Omit all images. Write out the rest of the material exactly.

**Supplied records:**
- - - -

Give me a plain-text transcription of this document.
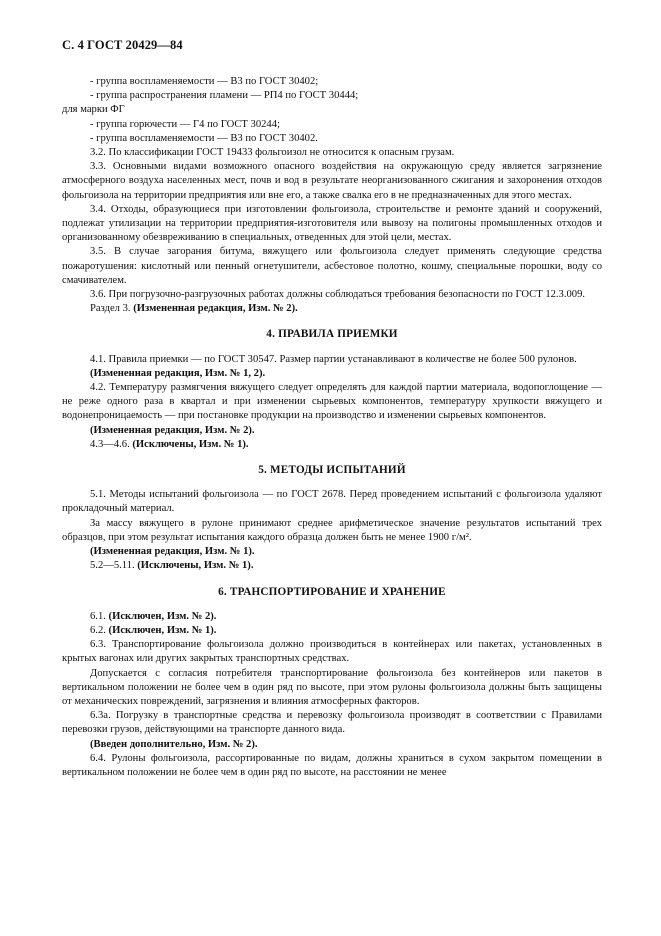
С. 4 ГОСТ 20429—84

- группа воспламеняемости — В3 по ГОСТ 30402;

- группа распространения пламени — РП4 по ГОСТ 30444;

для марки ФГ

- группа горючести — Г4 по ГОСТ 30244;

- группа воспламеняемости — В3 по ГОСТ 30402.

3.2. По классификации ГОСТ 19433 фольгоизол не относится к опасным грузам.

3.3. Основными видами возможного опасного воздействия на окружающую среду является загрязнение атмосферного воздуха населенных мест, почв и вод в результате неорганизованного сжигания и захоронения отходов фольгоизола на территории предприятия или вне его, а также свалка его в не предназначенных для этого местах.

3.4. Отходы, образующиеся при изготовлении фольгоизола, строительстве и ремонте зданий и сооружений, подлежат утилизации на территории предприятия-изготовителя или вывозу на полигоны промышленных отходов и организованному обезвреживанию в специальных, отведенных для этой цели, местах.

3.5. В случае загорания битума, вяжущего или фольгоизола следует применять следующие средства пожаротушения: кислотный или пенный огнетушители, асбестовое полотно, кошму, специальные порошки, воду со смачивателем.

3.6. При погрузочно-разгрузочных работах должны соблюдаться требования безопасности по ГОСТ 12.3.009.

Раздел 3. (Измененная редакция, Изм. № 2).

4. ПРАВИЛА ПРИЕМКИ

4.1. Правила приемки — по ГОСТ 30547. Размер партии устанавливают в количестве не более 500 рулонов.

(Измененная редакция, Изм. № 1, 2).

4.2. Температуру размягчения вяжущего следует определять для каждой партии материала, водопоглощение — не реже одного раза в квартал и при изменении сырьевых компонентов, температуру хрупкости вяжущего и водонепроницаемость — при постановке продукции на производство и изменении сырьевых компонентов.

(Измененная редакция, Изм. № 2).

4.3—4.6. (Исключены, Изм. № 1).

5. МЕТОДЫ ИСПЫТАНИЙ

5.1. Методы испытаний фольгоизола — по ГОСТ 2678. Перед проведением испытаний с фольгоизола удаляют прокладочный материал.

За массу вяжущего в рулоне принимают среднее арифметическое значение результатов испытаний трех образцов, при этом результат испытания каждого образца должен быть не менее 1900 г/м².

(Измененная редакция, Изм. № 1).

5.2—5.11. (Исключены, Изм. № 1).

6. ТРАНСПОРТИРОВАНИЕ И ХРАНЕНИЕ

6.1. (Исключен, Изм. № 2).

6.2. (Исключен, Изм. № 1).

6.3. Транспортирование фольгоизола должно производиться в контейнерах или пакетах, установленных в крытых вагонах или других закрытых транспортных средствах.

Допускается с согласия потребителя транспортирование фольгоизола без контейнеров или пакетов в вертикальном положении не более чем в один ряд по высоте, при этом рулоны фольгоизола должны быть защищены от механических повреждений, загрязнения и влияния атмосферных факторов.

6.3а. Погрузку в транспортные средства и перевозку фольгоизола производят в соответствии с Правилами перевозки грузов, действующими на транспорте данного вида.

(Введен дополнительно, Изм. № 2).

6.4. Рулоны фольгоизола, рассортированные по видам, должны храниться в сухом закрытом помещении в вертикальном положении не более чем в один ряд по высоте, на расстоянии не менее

- - - -

**Result of this exercise:**
Give me a plain-text transcription of this document.
С. 4 ГОСТ 20429—84

- группа воспламеняемости — В3 по ГОСТ 30402;

- группа распространения пламени — РП4 по ГОСТ 30444;

для марки ФГ

- группа горючести — Г4 по ГОСТ 30244;

- группа воспламеняемости — В3 по ГОСТ 30402.

3.2. По классификации ГОСТ 19433 фольгоизол не относится к опасным грузам.

3.3. Основными видами возможного опасного воздействия на окружающую среду является загрязнение атмосферного воздуха населенных мест, почв и вод в результате неорганизованного сжигания и захоронения отходов фольгоизола на территории предприятия или вне его, а также свалка его в не предназначенных для этого местах.

3.4. Отходы, образующиеся при изготовлении фольгоизола, строительстве и ремонте зданий и сооружений, подлежат утилизации на территории предприятия-изготовителя или вывозу на полигоны промышленных отходов и организованному обезвреживанию в специальных, отведенных для этой цели, местах.

3.5. В случае загорания битума, вяжущего или фольгоизола следует применять следующие средства пожаротушения: кислотный или пенный огнетушители, асбестовое полотно, кошму, специальные порошки, воду со смачивателем.

3.6. При погрузочно-разгрузочных работах должны соблюдаться требования безопасности по ГОСТ 12.3.009.

Раздел 3. (Измененная редакция, Изм. № 2).

4. ПРАВИЛА ПРИЕМКИ

4.1. Правила приемки — по ГОСТ 30547. Размер партии устанавливают в количестве не более 500 рулонов.

(Измененная редакция, Изм. № 1, 2).

4.2. Температуру размягчения вяжущего следует определять для каждой партии материала, водопоглощение — не реже одного раза в квартал и при изменении сырьевых компонентов, температуру хрупкости вяжущего и водонепроницаемость — при постановке продукции на производство и изменении сырьевых компонентов.

(Измененная редакция, Изм. № 2).

4.3—4.6. (Исключены, Изм. № 1).

5. МЕТОДЫ ИСПЫТАНИЙ

5.1. Методы испытаний фольгоизола — по ГОСТ 2678. Перед проведением испытаний с фольгоизола удаляют прокладочный материал.

За массу вяжущего в рулоне принимают среднее арифметическое значение результатов испытаний трех образцов, при этом результат испытания каждого образца должен быть не менее 1900 г/м².

(Измененная редакция, Изм. № 1).

5.2—5.11. (Исключены, Изм. № 1).

6. ТРАНСПОРТИРОВАНИЕ И ХРАНЕНИЕ

6.1. (Исключен, Изм. № 2).

6.2. (Исключен, Изм. № 1).

6.3. Транспортирование фольгоизола должно производиться в контейнерах или пакетах, установленных в крытых вагонах или других закрытых транспортных средствах.

Допускается с согласия потребителя транспортирование фольгоизола без контейнеров или пакетов в вертикальном положении не более чем в один ряд по высоте, при этом рулоны фольгоизола должны быть защищены от механических повреждений, загрязнения и влияния атмосферных факторов.

6.3а. Погрузку в транспортные средства и перевозку фольгоизола производят в соответствии с Правилами перевозки грузов, действующими на транспорте данного вида.

(Введен дополнительно, Изм. № 2).

6.4. Рулоны фольгоизола, рассортированные по видам, должны храниться в сухом закрытом помещении в вертикальном положении не более чем в один ряд по высоте, на расстоянии не менее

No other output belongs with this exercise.